begin

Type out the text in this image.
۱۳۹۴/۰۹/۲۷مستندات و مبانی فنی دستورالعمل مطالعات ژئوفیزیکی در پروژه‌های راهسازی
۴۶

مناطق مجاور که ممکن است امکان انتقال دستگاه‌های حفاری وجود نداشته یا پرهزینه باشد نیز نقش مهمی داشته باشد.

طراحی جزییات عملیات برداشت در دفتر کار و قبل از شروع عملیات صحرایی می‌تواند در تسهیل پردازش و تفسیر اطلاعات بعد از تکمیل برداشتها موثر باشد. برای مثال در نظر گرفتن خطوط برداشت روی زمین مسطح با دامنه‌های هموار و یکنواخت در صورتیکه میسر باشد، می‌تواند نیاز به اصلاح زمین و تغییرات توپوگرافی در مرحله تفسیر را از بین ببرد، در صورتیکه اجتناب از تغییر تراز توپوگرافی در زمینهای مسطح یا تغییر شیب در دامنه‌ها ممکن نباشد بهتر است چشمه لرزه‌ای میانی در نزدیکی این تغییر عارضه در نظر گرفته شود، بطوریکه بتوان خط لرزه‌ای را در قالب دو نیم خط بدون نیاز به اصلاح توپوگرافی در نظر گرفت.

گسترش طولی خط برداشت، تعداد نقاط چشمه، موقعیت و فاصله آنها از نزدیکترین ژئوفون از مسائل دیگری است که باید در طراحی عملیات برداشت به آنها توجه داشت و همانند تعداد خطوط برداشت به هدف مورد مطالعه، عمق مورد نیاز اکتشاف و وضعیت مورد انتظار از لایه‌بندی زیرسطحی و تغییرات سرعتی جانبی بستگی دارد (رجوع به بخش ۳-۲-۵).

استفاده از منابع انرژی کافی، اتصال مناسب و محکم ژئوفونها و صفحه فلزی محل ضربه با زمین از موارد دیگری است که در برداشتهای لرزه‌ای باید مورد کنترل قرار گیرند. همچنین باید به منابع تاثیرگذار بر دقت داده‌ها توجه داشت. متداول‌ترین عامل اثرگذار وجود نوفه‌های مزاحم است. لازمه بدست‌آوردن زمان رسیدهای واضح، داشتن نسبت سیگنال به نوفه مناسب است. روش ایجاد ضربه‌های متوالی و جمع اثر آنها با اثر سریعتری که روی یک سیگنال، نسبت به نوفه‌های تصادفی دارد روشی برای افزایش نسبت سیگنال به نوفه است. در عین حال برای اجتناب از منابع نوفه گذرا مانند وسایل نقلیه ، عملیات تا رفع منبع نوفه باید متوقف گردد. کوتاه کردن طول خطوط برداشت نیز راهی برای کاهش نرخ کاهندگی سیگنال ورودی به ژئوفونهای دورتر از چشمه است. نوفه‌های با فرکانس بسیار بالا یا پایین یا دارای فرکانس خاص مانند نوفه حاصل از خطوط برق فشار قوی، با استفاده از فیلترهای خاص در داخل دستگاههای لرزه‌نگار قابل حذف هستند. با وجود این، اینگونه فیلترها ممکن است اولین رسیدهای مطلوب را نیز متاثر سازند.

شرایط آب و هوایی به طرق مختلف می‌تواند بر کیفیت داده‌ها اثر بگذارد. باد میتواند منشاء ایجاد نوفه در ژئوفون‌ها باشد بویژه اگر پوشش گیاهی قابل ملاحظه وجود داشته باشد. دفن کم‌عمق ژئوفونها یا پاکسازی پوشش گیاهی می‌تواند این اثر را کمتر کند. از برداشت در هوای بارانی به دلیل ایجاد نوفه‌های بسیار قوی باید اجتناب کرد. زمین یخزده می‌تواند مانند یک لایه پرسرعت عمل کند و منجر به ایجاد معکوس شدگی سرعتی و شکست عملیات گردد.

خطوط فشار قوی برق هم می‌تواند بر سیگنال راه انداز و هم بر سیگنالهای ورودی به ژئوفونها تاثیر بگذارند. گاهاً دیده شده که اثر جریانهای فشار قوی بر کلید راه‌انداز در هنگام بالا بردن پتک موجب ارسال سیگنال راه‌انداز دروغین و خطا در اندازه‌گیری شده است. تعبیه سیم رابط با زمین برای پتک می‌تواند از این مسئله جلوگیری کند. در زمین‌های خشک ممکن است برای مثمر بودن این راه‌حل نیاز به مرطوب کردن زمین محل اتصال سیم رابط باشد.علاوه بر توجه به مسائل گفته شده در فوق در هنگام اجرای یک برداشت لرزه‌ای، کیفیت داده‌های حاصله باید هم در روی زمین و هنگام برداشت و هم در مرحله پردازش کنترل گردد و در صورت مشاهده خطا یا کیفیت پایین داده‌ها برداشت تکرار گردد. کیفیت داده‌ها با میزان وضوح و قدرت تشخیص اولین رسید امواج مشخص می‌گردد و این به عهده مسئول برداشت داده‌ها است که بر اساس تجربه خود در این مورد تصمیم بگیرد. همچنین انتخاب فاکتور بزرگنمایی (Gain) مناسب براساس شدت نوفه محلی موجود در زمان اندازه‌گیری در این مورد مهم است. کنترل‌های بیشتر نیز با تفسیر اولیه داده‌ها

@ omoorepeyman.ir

end

= Stated task =
Show every line from the entries above in which "توجه" appears.

= Exercise result =
گسترش طولی خط برداشت، تعداد نقاط چشمه، موقعیت و فاصله آنها از نزدیکترین ژئوفون از مسائل دیگری است که باید در طراحی عملیات برداشت به آنها توجه داشت و همانند تعداد خطوط برداشت به هدف مورد مطالعه، عمق مورد نیاز اکتشاف و وضعیت مورد انتظار از لایه‌بندی زیرسطحی و تغییرات سرعتی جانبی بستگی دارد (رجوع به بخش ۳-۲-۵).
استفاده از منابع انرژی کافی، اتصال مناسب و محکم ژئوفونها و صفحه فلزی محل ضربه با زمین از موارد دیگری است که در برداشتهای لرزه‌ای باید مورد کنترل قرار گیرند. همچنین باید به منابع تاثیرگذار بر دقت داده‌ها توجه داشت. متداول‌ترین عامل اثرگذار وجود نوفه‌های مزاحم است. لازمه بدست‌آوردن زمان رسیدهای واضح، داشتن نسبت سیگنال به نوفه مناسب است. روش ایجاد ضربه‌های متوالی و جمع اثر آنها با اثر سریعتری که روی یک سیگنال، نسبت به نوفه‌های تصادفی دارد روشی برای افزایش نسبت سیگنال به نوفه است. در عین حال برای اجتناب از منابع نوفه گذرا مانند وسایل نقلیه ، عملیات تا رفع منبع نوفه باید متوقف گردد. کوتاه کردن طول خطوط برداشت نیز راهی برای کاهش نرخ کاهندگی سیگنال ورودی به ژئوفونهای دورتر از چشمه است. نوفه‌های با فرکانس بسیار بالا یا پایین یا دارای فرکانس خاص مانند نوفه حاصل از خطوط برق فشار قوی، با استفاده از فیلترهای خاص در داخل دستگاههای لرزه‌نگار قابل حذف هستند. با وجود این، اینگونه فیلترها ممکن است اولین رسیدهای مطلوب را نیز متاثر سازند.
خطوط فشار قوی برق هم می‌تواند بر سیگنال راه انداز و هم بر سیگنالهای ورودی به ژئوفونها تاثیر بگذارند. گاهاً دیده شده که اثر جریانهای فشار قوی بر کلید راه‌انداز در هنگام بالا بردن پتک موجب ارسال سیگنال راه‌انداز دروغین و خطا در اندازه‌گیری شده است. تعبیه سیم رابط با زمین برای پتک می‌تواند از این مسئله جلوگیری کند. در زمین‌های خشک ممکن است برای مثمر بودن این راه‌حل نیاز به مرطوب کردن زمین محل اتصال سیم رابط باشد.علاوه بر توجه به مسائل گفته شده در فوق در هنگام اجرای یک برداشت لرزه‌ای، کیفیت داده‌های حاصله باید هم در روی زمین و هنگام برداشت و هم در مرحله پردازش کنترل گردد و در صورت مشاهده خطا یا کیفیت پایین داده‌ها برداشت تکرار گردد. کیفیت داده‌ها با میزان وضوح و قدرت تشخیص اولین رسید امواج مشخص می‌گردد و این به عهده مسئول برداشت داده‌ها است که بر اساس تجربه خود در این مورد تصمیم بگیرد. همچنین انتخاب فاکتور بزرگنمایی (Gain) مناسب براساس شدت نوفه محلی موجود در زمان اندازه‌گیری در این مورد مهم است. کنترل‌های بیشتر نیز با تفسیر اولیه داده‌ها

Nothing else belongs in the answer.